Filter the entries below, keeping every line that has the word "title".
• • • •
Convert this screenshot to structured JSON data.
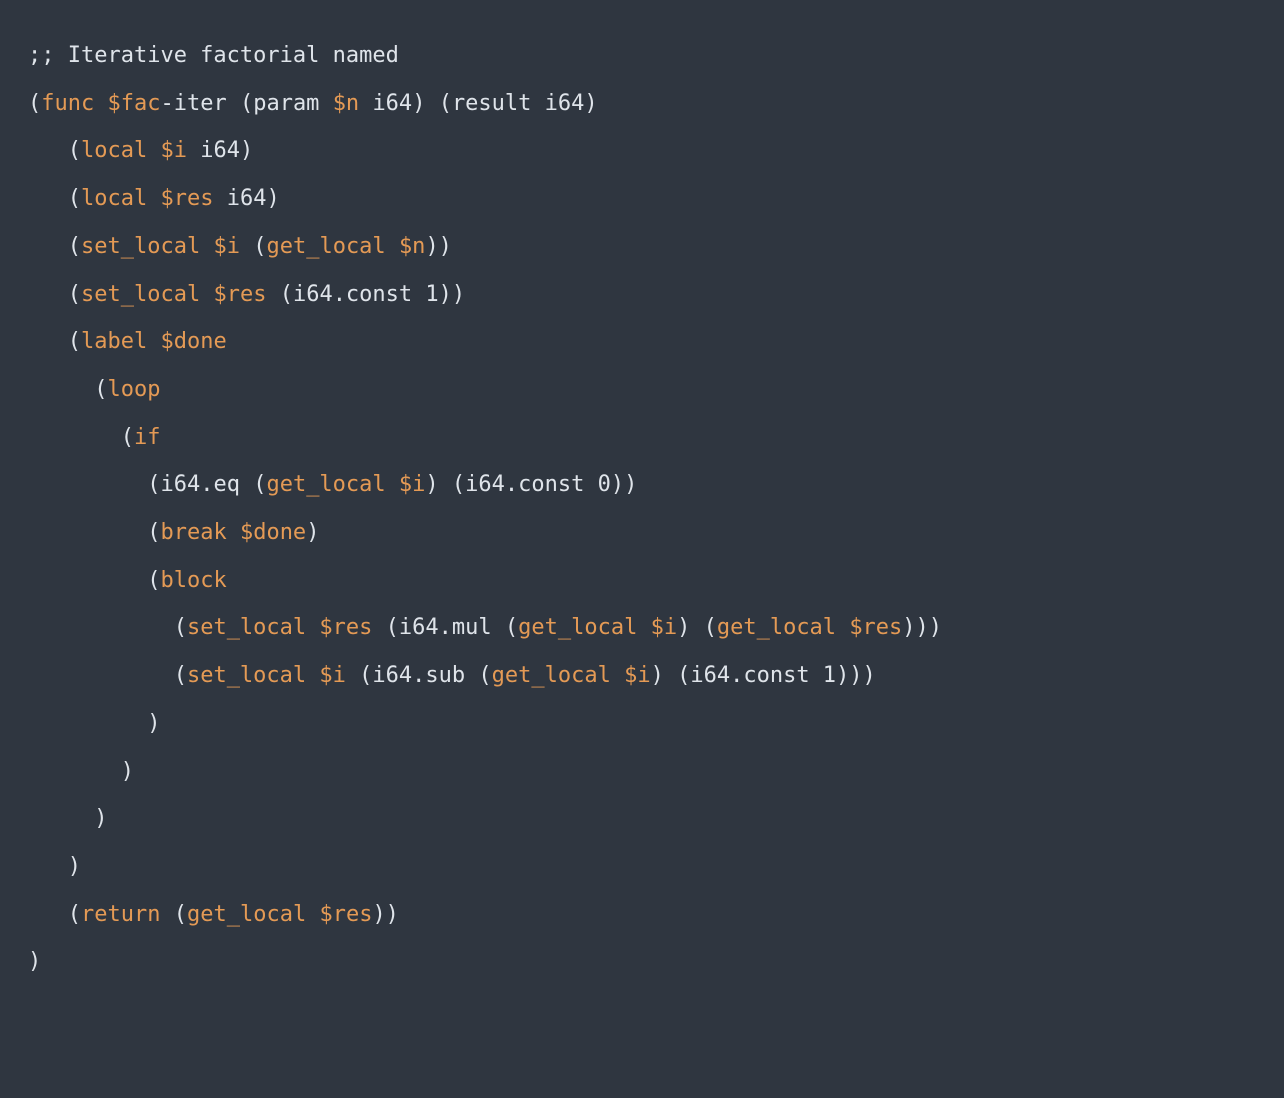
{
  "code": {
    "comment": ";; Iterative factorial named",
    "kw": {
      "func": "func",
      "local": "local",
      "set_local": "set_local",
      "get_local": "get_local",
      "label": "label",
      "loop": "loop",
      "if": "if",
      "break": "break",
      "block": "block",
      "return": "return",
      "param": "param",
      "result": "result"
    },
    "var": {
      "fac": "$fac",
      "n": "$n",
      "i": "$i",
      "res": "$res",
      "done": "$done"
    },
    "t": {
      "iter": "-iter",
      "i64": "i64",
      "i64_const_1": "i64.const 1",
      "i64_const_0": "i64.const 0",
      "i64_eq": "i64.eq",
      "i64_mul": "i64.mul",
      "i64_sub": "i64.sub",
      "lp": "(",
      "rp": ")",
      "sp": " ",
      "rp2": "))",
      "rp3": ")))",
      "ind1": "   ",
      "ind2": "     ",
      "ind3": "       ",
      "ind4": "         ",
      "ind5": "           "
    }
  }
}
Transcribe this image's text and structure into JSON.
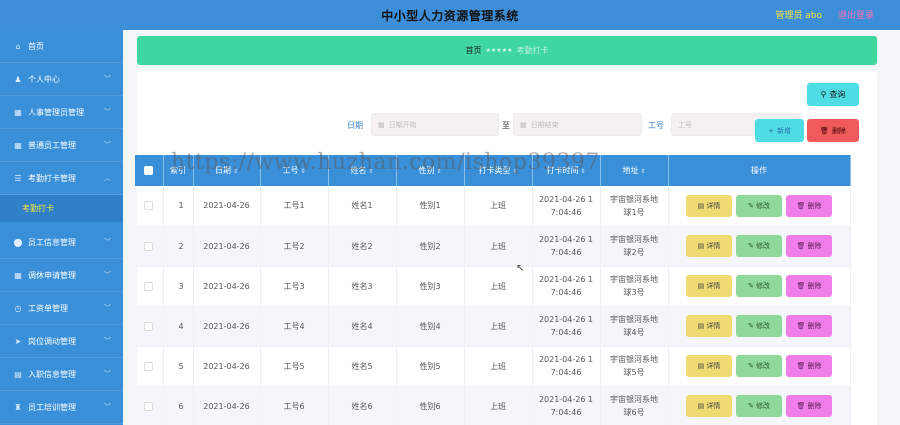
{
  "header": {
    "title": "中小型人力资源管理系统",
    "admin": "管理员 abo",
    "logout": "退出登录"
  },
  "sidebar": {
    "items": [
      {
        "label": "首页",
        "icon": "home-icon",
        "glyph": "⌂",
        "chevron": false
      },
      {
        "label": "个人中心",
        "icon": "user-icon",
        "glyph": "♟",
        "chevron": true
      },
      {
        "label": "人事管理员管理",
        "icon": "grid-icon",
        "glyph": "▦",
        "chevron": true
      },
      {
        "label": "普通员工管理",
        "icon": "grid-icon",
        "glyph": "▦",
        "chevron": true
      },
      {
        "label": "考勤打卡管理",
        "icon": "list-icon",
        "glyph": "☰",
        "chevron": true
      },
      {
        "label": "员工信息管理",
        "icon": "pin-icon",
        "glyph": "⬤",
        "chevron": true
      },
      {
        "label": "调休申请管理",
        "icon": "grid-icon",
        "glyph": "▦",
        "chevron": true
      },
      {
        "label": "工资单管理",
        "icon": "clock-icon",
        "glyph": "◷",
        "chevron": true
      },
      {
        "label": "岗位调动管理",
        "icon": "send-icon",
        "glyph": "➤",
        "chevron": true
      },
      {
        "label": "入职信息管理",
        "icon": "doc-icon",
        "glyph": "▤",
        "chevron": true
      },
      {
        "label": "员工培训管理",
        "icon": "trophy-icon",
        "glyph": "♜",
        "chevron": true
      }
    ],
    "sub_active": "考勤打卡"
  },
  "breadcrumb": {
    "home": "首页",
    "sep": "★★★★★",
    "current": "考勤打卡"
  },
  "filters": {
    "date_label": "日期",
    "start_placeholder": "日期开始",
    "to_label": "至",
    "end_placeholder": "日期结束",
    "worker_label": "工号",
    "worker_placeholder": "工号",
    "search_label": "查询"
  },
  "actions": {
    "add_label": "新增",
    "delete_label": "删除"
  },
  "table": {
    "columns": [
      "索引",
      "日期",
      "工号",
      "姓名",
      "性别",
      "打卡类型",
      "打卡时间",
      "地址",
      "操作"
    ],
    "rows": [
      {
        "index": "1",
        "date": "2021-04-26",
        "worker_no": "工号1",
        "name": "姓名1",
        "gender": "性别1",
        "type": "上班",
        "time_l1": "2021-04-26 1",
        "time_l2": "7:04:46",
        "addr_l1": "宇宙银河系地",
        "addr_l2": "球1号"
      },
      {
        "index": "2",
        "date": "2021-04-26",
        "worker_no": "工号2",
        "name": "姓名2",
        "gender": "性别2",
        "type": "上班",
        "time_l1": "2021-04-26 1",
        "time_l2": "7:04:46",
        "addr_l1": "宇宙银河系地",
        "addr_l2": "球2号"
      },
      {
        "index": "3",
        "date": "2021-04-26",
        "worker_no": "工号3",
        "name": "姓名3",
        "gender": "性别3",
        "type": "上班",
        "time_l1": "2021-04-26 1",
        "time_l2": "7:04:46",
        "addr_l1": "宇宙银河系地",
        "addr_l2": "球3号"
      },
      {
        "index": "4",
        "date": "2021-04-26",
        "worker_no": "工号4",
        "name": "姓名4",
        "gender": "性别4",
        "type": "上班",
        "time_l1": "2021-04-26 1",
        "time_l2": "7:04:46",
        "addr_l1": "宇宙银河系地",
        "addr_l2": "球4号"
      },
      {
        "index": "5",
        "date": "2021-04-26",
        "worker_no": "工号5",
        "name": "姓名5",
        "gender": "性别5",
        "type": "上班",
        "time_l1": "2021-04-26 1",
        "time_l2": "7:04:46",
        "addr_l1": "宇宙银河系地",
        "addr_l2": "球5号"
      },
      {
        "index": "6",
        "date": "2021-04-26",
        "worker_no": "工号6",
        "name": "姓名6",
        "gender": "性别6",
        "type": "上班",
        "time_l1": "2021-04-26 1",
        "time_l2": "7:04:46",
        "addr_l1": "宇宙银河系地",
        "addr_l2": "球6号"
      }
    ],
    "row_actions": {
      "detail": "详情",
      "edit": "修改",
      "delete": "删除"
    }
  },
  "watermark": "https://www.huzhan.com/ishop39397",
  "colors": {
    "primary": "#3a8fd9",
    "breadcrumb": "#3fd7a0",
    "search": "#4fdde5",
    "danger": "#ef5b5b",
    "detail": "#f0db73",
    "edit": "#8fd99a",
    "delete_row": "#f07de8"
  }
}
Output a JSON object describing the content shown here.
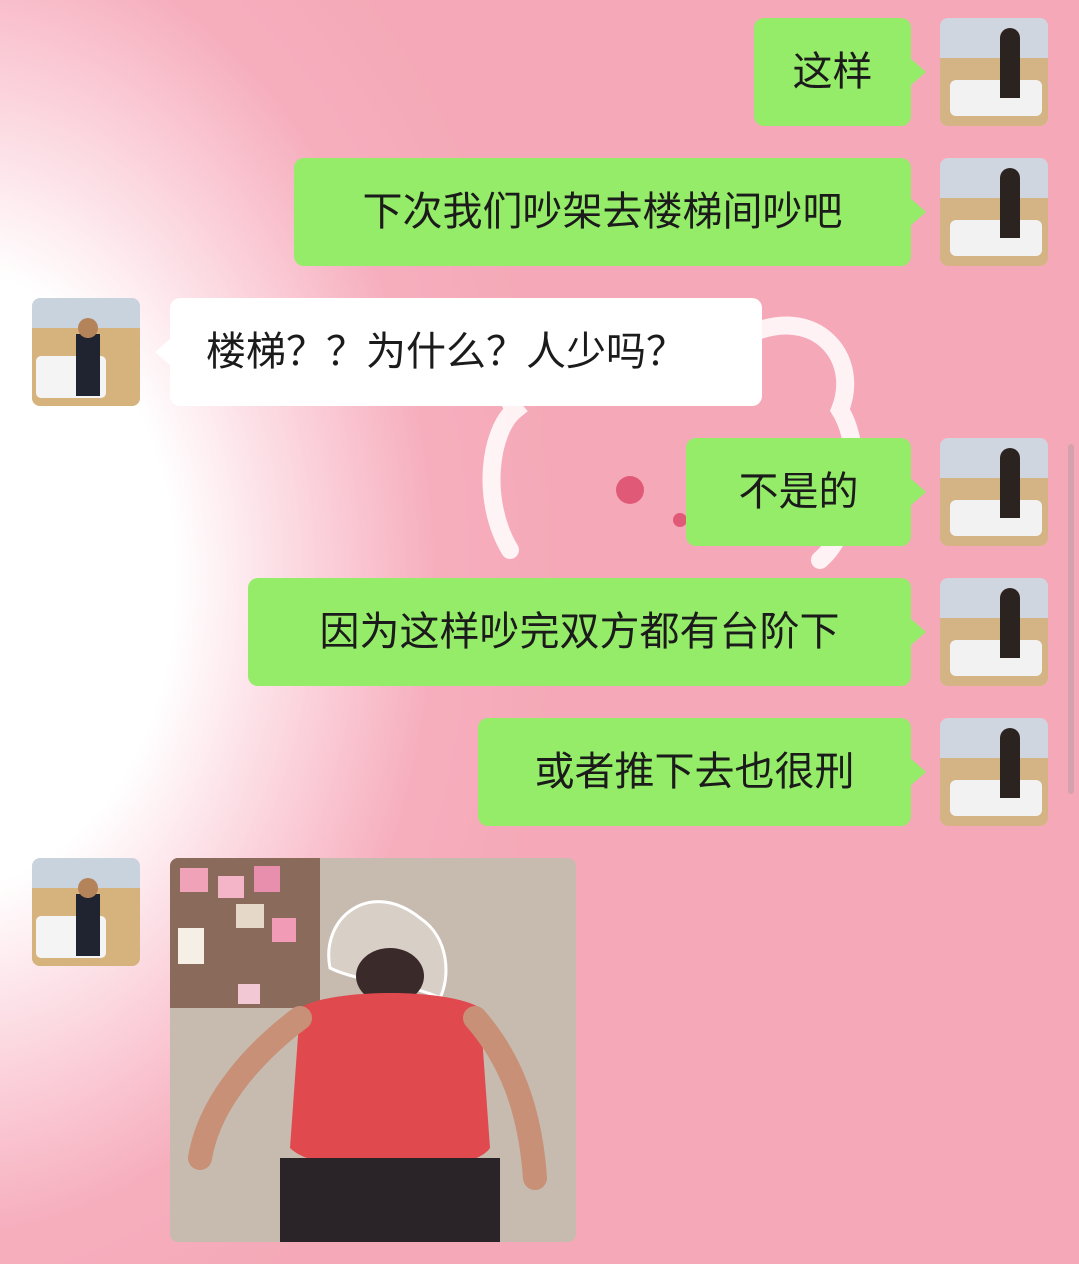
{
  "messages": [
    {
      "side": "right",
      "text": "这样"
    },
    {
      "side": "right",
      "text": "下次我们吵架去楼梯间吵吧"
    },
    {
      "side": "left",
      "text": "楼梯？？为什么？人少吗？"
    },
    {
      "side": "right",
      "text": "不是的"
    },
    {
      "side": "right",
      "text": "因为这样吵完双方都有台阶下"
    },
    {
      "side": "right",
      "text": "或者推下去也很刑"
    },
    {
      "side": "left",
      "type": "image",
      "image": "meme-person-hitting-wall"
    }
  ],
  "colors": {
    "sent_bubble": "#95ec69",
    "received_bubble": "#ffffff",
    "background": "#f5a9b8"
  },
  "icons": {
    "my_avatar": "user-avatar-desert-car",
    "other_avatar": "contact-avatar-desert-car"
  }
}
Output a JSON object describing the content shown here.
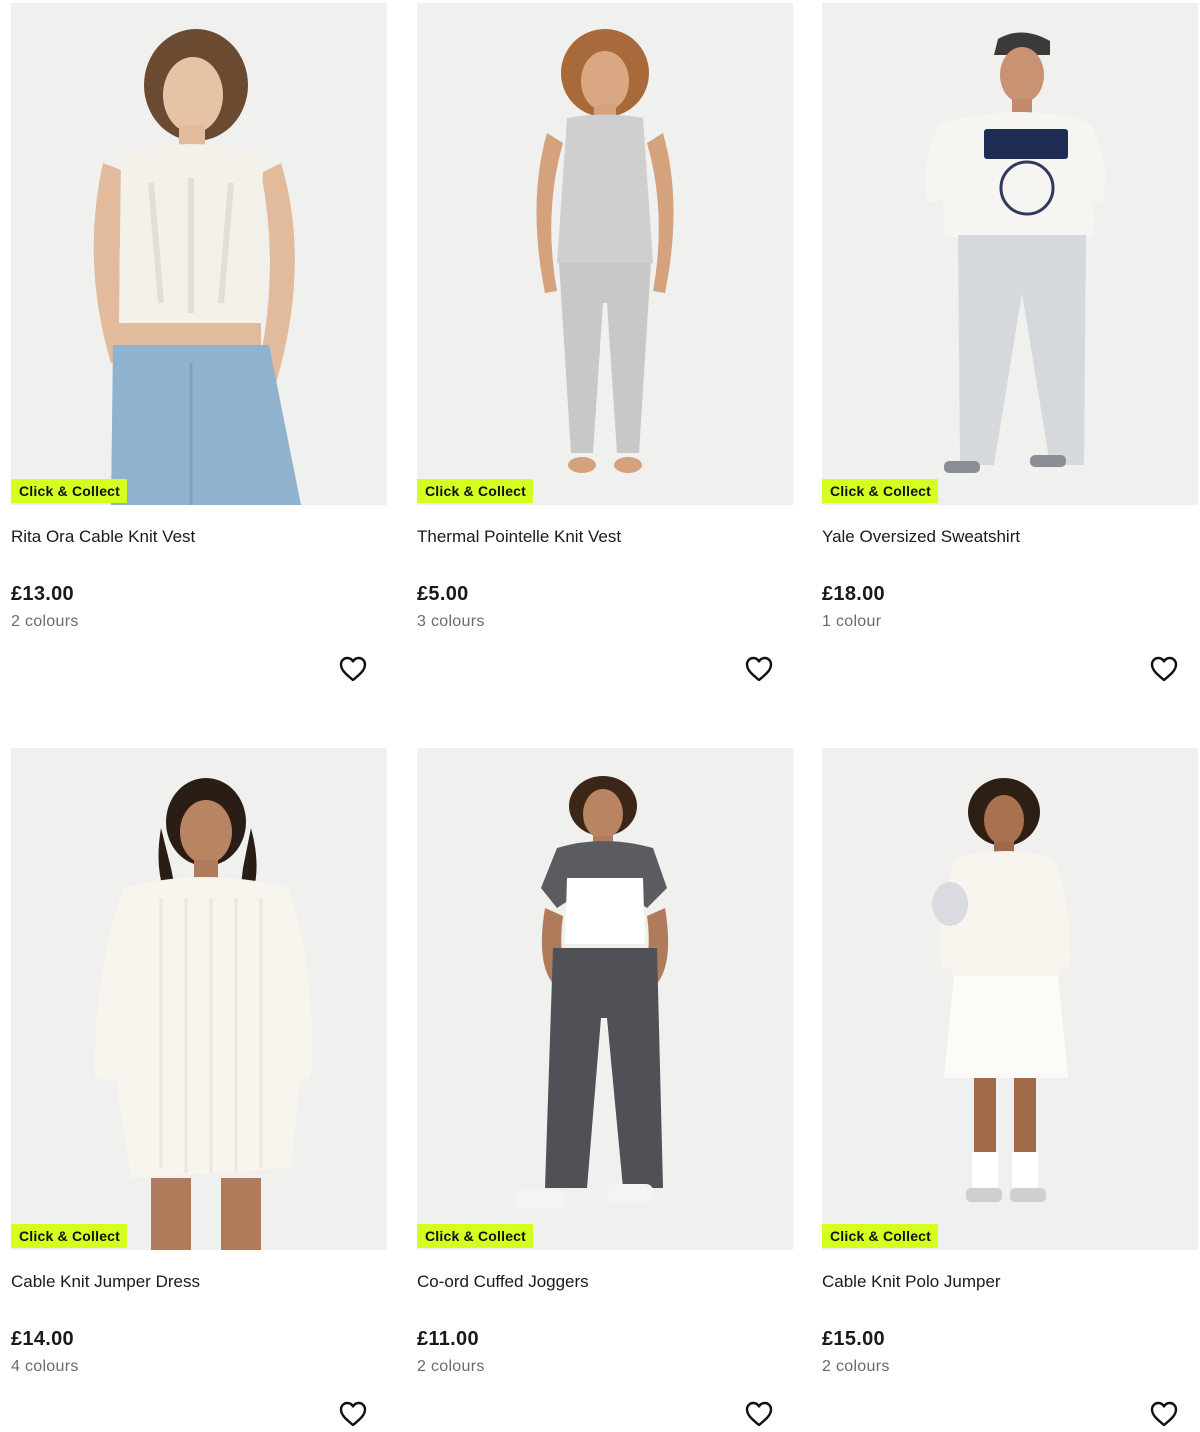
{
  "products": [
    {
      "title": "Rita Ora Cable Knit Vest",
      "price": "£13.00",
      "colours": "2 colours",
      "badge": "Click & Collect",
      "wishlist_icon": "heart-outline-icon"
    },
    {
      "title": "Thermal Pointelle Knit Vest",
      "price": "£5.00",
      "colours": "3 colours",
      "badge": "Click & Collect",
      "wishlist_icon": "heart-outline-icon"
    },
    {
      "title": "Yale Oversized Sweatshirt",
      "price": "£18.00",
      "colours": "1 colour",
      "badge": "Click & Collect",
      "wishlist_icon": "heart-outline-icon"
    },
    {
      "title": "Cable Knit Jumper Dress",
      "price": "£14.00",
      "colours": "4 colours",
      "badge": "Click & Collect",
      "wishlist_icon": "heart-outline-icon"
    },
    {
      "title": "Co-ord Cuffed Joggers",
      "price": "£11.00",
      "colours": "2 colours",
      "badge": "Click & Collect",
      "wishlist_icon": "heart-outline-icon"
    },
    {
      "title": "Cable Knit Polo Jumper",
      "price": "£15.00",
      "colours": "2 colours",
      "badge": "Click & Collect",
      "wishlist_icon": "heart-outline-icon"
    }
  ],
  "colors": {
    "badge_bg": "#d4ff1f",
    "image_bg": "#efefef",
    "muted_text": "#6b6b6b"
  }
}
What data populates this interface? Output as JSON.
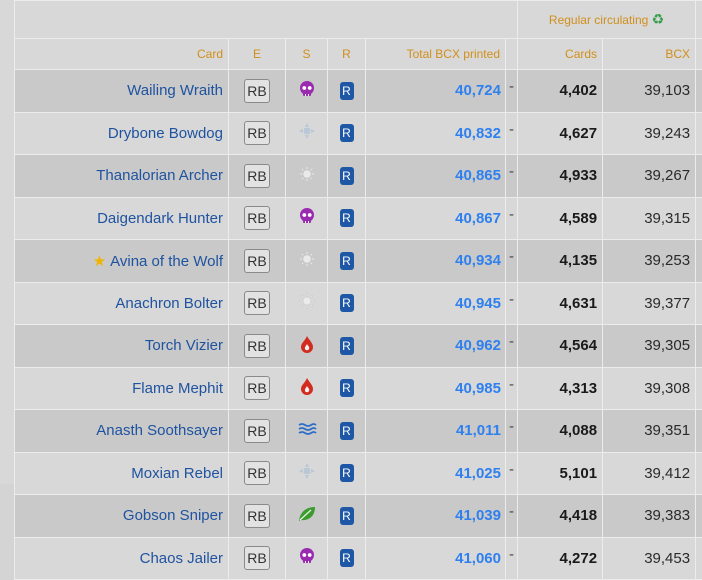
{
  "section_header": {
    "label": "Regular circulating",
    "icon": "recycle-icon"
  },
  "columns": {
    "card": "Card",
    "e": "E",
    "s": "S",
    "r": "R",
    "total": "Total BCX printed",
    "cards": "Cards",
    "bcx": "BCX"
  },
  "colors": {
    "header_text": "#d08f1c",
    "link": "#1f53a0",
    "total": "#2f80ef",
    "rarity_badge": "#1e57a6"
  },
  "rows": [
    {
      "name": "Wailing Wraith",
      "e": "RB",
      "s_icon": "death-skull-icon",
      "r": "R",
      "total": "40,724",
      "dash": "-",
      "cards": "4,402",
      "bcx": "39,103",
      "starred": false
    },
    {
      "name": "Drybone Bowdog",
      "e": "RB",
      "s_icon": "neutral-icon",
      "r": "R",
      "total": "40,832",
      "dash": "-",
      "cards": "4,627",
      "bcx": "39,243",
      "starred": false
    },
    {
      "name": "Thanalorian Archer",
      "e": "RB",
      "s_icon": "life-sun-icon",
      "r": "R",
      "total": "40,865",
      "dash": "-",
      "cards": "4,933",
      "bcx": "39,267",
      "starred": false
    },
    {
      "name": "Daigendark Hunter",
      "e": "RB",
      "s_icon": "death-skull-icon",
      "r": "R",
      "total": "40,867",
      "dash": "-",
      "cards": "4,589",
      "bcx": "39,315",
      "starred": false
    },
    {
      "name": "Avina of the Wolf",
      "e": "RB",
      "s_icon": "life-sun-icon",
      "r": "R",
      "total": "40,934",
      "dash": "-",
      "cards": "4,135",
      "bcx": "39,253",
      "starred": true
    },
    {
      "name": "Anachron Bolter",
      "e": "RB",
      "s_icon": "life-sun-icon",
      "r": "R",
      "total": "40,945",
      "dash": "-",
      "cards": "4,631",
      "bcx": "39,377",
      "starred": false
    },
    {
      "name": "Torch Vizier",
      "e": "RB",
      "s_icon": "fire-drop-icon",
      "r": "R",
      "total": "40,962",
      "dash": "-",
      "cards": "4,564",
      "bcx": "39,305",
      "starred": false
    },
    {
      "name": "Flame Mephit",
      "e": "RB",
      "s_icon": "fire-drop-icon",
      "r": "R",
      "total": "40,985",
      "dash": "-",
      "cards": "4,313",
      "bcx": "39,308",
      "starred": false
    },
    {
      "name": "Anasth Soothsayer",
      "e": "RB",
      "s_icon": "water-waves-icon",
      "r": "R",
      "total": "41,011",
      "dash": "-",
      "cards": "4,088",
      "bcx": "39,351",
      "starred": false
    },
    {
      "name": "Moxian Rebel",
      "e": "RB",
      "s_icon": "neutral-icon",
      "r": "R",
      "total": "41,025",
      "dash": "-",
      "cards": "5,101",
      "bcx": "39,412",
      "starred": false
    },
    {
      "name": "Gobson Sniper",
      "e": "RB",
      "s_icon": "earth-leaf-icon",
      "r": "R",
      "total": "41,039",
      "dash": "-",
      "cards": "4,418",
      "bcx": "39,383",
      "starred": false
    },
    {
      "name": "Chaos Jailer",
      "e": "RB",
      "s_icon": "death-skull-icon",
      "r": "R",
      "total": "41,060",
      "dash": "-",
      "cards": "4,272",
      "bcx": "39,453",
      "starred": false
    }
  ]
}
• • • •
-- Response to the task --
    "title": "中小型人力资源管理系统",
      "title": "Rita Ora Cable Knit Vest",
      "title": "Thermal Pointelle Knit Vest",
      "title": "Yale Oversized Sweatshirt",
      "title": "Cable Knit Jumper Dress",
      "title": "Co-ord Cuffed Joggers",
      "title": "Cable Knit Polo Jumper",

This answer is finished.